─── Supplied material

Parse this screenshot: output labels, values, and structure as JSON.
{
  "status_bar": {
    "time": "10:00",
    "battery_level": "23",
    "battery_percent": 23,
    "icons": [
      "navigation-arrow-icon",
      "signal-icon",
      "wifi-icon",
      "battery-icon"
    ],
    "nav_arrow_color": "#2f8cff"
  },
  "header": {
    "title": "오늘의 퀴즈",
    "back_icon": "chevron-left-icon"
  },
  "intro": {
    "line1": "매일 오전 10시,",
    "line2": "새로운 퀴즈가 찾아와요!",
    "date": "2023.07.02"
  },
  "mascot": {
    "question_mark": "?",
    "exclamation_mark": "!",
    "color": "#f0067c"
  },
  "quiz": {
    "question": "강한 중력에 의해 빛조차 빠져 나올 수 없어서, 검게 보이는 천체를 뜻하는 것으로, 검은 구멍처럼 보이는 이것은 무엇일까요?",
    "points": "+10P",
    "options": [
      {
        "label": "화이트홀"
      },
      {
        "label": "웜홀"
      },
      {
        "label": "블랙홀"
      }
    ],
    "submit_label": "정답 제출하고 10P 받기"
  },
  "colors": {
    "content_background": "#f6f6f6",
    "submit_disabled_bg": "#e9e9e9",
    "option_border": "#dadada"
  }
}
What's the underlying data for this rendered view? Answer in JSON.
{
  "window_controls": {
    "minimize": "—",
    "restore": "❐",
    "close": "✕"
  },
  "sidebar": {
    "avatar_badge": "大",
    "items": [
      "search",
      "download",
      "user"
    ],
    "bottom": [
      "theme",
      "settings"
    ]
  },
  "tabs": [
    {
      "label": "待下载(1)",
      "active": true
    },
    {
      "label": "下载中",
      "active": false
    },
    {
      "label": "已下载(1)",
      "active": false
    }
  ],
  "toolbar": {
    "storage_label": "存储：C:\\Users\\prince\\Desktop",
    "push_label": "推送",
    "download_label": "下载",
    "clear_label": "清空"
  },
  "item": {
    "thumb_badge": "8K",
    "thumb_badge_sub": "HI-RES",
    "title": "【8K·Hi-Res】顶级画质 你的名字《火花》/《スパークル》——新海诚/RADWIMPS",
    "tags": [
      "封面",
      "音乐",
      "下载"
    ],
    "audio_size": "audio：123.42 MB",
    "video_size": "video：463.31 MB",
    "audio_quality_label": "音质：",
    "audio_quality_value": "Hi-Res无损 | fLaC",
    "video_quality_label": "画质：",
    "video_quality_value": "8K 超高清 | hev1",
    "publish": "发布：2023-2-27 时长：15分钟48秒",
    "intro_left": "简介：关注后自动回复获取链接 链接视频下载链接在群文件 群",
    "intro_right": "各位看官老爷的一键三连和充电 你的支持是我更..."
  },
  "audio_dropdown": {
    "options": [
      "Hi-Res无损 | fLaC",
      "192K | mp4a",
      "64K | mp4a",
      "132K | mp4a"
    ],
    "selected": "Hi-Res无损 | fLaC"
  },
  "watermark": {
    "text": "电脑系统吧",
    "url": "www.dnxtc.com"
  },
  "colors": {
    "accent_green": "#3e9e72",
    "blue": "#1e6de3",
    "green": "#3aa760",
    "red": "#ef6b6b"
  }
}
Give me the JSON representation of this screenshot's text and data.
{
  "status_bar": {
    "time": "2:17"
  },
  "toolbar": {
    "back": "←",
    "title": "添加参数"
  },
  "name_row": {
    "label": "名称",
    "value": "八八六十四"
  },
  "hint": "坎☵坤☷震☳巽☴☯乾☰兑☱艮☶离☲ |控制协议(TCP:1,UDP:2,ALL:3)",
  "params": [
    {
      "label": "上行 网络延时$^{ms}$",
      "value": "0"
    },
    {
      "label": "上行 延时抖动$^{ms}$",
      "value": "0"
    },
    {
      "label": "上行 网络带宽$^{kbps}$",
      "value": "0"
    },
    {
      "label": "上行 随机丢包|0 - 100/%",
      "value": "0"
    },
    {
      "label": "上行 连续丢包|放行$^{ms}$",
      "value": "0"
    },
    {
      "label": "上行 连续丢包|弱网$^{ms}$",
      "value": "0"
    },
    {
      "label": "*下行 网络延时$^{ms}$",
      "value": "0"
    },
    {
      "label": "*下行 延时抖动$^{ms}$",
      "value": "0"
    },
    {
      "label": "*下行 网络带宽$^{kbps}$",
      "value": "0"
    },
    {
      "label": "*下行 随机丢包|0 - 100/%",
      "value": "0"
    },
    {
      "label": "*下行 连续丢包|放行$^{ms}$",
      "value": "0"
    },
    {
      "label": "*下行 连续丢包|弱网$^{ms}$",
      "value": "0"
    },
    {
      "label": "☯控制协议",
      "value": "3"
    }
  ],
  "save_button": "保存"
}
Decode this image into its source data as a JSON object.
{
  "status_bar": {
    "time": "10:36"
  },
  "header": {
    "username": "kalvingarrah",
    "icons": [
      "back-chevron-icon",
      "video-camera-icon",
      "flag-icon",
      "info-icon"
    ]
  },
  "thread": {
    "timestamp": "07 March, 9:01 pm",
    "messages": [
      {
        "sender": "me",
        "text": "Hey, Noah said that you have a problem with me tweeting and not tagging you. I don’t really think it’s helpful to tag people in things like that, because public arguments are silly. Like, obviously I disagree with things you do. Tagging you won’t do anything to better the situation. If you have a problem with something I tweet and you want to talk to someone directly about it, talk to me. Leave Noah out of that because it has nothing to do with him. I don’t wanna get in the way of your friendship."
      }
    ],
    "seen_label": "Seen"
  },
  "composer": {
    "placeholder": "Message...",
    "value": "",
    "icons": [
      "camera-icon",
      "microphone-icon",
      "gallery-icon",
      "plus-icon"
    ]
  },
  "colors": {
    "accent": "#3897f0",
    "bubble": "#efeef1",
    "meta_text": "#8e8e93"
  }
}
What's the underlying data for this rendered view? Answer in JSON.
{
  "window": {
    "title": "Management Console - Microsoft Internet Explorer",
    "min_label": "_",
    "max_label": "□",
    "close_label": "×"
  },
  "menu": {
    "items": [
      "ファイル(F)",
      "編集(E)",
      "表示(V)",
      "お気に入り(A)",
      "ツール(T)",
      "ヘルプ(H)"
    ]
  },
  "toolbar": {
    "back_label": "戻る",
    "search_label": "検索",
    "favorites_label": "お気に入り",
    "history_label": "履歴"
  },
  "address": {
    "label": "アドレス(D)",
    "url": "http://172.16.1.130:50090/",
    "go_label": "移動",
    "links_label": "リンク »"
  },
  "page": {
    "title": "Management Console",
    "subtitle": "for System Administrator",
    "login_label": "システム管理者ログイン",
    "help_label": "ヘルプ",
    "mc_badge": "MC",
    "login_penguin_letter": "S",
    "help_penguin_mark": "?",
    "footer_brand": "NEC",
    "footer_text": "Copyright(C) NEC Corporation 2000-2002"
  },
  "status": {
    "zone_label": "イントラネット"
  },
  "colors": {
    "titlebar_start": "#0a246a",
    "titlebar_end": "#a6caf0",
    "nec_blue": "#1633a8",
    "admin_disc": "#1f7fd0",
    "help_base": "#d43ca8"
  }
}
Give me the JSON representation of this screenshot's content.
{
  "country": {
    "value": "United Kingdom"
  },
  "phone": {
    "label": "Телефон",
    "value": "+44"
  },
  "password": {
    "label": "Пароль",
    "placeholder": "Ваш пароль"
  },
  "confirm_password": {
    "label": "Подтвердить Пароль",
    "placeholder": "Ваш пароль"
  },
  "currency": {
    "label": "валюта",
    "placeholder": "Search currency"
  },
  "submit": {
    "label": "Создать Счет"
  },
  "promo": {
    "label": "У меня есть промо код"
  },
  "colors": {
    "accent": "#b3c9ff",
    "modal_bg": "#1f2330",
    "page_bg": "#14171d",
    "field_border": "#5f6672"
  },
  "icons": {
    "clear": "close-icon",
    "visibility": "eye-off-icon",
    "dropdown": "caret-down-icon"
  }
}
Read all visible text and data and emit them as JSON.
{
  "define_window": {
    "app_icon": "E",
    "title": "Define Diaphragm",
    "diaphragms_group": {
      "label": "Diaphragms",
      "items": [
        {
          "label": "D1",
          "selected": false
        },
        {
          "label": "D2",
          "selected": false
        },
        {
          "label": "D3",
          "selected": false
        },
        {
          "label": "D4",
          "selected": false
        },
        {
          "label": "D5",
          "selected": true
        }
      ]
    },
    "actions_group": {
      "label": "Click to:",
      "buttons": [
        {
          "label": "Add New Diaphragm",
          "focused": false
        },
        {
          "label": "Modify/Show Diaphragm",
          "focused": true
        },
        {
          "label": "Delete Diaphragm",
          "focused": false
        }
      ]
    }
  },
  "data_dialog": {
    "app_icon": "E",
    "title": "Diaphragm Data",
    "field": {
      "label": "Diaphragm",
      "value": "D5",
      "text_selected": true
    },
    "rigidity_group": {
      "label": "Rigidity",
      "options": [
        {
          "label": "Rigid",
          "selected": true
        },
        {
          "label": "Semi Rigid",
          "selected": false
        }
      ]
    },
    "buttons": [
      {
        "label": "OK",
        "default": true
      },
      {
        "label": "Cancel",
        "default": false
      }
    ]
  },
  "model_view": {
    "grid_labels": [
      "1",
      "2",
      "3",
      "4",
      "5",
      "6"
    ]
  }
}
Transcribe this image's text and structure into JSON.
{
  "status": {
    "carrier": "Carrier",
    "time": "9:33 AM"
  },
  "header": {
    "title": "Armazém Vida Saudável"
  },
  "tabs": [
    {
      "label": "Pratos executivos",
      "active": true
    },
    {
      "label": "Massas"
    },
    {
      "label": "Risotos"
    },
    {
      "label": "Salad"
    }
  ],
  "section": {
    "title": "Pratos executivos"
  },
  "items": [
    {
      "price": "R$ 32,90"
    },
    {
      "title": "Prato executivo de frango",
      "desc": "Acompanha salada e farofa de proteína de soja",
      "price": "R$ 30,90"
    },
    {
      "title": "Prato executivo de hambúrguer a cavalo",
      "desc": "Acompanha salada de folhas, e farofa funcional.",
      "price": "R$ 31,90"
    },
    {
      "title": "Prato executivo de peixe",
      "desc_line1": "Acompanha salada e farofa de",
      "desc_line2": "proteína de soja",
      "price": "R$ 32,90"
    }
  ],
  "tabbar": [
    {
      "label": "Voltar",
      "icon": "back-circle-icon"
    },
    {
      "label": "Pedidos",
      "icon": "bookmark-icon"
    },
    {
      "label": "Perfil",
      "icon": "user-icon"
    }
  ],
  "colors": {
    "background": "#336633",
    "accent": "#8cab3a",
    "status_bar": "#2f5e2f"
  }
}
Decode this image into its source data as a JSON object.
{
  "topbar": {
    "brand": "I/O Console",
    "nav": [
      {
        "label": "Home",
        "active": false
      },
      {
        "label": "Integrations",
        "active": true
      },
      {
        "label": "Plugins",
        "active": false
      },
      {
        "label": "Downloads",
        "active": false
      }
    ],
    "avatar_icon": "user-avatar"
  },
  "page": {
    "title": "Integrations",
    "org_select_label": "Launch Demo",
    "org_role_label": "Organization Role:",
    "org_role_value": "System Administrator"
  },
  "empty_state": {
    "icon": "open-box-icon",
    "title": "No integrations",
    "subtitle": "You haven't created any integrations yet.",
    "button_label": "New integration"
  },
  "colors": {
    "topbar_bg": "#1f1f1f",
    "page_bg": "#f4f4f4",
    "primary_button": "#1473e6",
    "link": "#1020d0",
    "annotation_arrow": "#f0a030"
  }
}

──────

# Aim of the task:
Out of the preceding entries, pull every line containing the string "screenshot".

# Written reply:
Parse this screenshot: output labels, values, and structure as JSON.
Give me the JSON representation of this screenshot's text and data.
Give me the JSON representation of this screenshot's content.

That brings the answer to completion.